SET TASK — Restate the whole listing exactly.

RECORDS PROVIDED —
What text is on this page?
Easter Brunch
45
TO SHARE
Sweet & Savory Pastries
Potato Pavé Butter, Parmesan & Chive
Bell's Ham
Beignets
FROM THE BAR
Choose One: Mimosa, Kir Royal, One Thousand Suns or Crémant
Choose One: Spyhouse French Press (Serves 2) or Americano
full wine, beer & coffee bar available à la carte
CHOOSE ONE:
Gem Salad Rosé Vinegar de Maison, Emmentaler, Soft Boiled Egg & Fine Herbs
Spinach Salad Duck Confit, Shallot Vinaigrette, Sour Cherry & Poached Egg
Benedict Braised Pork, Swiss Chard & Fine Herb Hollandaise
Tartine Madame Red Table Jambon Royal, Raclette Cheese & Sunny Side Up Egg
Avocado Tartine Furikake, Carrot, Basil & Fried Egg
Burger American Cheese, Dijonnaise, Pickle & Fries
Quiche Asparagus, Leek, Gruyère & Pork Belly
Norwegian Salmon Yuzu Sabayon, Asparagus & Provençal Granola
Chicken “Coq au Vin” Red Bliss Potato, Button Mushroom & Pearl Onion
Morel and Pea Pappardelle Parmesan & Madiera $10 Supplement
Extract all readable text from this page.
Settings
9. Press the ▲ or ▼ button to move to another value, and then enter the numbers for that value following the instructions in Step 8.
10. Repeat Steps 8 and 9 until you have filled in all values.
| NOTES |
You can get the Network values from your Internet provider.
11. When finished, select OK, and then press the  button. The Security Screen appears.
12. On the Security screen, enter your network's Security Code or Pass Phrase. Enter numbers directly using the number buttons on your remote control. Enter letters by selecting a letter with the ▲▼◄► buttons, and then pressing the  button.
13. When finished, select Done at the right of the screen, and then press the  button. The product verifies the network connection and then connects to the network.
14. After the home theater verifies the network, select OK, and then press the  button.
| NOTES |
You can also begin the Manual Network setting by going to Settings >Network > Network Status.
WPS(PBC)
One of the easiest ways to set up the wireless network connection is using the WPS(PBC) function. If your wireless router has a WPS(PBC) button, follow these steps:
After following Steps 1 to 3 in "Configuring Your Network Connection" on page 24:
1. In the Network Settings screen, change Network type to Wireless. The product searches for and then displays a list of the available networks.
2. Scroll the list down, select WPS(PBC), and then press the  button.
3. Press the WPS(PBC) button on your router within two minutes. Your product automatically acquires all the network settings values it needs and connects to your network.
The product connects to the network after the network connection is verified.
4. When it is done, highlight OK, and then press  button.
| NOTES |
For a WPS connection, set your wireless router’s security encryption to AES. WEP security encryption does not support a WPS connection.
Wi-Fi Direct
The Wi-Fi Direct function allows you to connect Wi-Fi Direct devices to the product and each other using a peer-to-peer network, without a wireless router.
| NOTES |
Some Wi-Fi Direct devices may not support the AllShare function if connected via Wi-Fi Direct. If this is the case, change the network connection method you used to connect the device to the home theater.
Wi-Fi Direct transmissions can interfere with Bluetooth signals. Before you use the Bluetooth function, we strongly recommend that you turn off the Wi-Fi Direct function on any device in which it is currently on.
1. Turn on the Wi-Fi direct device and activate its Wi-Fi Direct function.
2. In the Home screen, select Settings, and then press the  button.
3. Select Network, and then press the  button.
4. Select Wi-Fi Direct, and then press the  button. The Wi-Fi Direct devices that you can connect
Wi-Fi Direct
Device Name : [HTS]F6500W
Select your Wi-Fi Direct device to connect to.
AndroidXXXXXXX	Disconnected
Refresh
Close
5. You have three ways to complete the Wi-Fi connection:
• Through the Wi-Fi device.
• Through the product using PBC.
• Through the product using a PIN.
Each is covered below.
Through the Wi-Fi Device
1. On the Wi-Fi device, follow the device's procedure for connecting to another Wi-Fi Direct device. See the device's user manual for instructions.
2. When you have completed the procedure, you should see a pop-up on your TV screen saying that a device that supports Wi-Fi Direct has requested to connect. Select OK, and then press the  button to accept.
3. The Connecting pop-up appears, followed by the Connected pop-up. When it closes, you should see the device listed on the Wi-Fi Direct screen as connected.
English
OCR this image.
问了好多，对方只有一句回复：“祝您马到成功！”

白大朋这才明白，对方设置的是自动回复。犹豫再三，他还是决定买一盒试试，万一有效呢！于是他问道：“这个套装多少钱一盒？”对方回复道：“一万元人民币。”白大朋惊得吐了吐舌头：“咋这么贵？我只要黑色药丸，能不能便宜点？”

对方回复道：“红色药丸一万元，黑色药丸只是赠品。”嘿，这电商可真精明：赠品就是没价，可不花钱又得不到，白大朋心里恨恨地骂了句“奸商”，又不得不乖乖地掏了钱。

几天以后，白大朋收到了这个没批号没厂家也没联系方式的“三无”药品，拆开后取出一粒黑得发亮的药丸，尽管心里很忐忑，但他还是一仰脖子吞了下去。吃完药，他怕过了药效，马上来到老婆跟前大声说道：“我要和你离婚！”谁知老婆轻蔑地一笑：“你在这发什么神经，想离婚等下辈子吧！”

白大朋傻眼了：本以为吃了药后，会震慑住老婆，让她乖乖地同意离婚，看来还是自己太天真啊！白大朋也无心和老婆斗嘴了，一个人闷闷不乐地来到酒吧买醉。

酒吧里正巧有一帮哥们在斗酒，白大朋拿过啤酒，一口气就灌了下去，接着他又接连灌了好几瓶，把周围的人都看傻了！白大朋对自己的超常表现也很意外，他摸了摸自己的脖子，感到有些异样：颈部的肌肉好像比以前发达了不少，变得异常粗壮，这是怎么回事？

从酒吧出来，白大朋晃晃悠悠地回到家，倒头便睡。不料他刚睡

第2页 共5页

THE REPLY —
What text is on this page?
Easter Brunch
45
TO SHARE
Sweet & Savory Pastries
Potato Pavé Butter, Parmesan & Chive
Bell's Ham
Beignets
FROM THE BAR
Choose One: Mimosa, Kir Royal, One Thousand Suns or Crémant
Choose One: Spyhouse French Press (Serves 2) or Americano
full wine, beer & coffee bar available à la carte
CHOOSE ONE:
Gem Salad Rosé Vinegar de Maison, Emmentaler, Soft Boiled Egg & Fine Herbs
Spinach Salad Duck Confit, Shallot Vinaigrette, Sour Cherry & Poached Egg
Benedict Braised Pork, Swiss Chard & Fine Herb Hollandaise
Tartine Madame Red Table Jambon Royal, Raclette Cheese & Sunny Side Up Egg
Avocado Tartine Furikake, Carrot, Basil & Fried Egg
Burger American Cheese, Dijonnaise, Pickle & Fries
Quiche Asparagus, Leek, Gruyère & Pork Belly
Norwegian Salmon Yuzu Sabayon, Asparagus & Provençal Granola
Chicken “Coq au Vin” Red Bliss Potato, Button Mushroom & Pearl Onion
Morel and Pea Pappardelle Parmesan & Madiera $10 Supplement
Extract all readable text from this page.
Settings
9. Press the ▲ or ▼ button to move to another value, and then enter the numbers for that value following the instructions in Step 8.
10. Repeat Steps 8 and 9 until you have filled in all values.
| NOTES |
You can get the Network values from your Internet provider.
11. When finished, select OK, and then press the  button. The Security Screen appears.
12. On the Security screen, enter your network's Security Code or Pass Phrase. Enter numbers directly using the number buttons on your remote control. Enter letters by selecting a letter with the ▲▼◄► buttons, and then pressing the  button.
13. When finished, select Done at the right of the screen, and then press the  button. The product verifies the network connection and then connects to the network.
14. After the home theater verifies the network, select OK, and then press the  button.
| NOTES |
You can also begin the Manual Network setting by going to Settings >Network > Network Status.
WPS(PBC)
One of the easiest ways to set up the wireless network connection is using the WPS(PBC) function. If your wireless router has a WPS(PBC) button, follow these steps:
After following Steps 1 to 3 in "Configuring Your Network Connection" on page 24:
1. In the Network Settings screen, change Network type to Wireless. The product searches for and then displays a list of the available networks.
2. Scroll the list down, select WPS(PBC), and then press the  button.
3. Press the WPS(PBC) button on your router within two minutes. Your product automatically acquires all the network settings values it needs and connects to your network.
The product connects to the network after the network connection is verified.
4. When it is done, highlight OK, and then press  button.
| NOTES |
For a WPS connection, set your wireless router’s security encryption to AES. WEP security encryption does not support a WPS connection.
Wi-Fi Direct
The Wi-Fi Direct function allows you to connect Wi-Fi Direct devices to the product and each other using a peer-to-peer network, without a wireless router.
| NOTES |
Some Wi-Fi Direct devices may not support the AllShare function if connected via Wi-Fi Direct. If this is the case, change the network connection method you used to connect the device to the home theater.
Wi-Fi Direct transmissions can interfere with Bluetooth signals. Before you use the Bluetooth function, we strongly recommend that you turn off the Wi-Fi Direct function on any device in which it is currently on.
1. Turn on the Wi-Fi direct device and activate its Wi-Fi Direct function.
2. In the Home screen, select Settings, and then press the  button.
3. Select Network, and then press the  button.
4. Select Wi-Fi Direct, and then press the  button. The Wi-Fi Direct devices that you can connect
Wi-Fi Direct
Device Name : [HTS]F6500W
Select your Wi-Fi Direct device to connect to.
AndroidXXXXXXX	Disconnected
Refresh
Close
5. You have three ways to complete the Wi-Fi connection:
• Through the Wi-Fi device.
• Through the product using PBC.
• Through the product using a PIN.
Each is covered below.
Through the Wi-Fi Device
1. On the Wi-Fi device, follow the device's procedure for connecting to another Wi-Fi Direct device. See the device's user manual for instructions.
2. When you have completed the procedure, you should see a pop-up on your TV screen saying that a device that supports Wi-Fi Direct has requested to connect. Select OK, and then press the  button to accept.
3. The Connecting pop-up appears, followed by the Connected pop-up. When it closes, you should see the device listed on the Wi-Fi Direct screen as connected.
English
OCR this image.
问了好多，对方只有一句回复：“祝您马到成功！”

白大朋这才明白，对方设置的是自动回复。犹豫再三，他还是决定买一盒试试，万一有效呢！于是他问道：“这个套装多少钱一盒？”对方回复道：“一万元人民币。”白大朋惊得吐了吐舌头：“咋这么贵？我只要黑色药丸，能不能便宜点？”

对方回复道：“红色药丸一万元，黑色药丸只是赠品。”嘿，这电商可真精明：赠品就是没价，可不花钱又得不到，白大朋心里恨恨地骂了句“奸商”，又不得不乖乖地掏了钱。

几天以后，白大朋收到了这个没批号没厂家也没联系方式的“三无”药品，拆开后取出一粒黑得发亮的药丸，尽管心里很忐忑，但他还是一仰脖子吞了下去。吃完药，他怕过了药效，马上来到老婆跟前大声说道：“我要和你离婚！”谁知老婆轻蔑地一笑：“你在这发什么神经，想离婚等下辈子吧！”

白大朋傻眼了：本以为吃了药后，会震慑住老婆，让她乖乖地同意离婚，看来还是自己太天真啊！白大朋也无心和老婆斗嘴了，一个人闷闷不乐地来到酒吧买醉。

酒吧里正巧有一帮哥们在斗酒，白大朋拿过啤酒，一口气就灌了下去，接着他又接连灌了好几瓶，把周围的人都看傻了！白大朋对自己的超常表现也很意外，他摸了摸自己的脖子，感到有些异样：颈部的肌肉好像比以前发达了不少，变得异常粗壮，这是怎么回事？

从酒吧出来，白大朋晃晃悠悠地回到家，倒头便睡。不料他刚睡

第2页 共5页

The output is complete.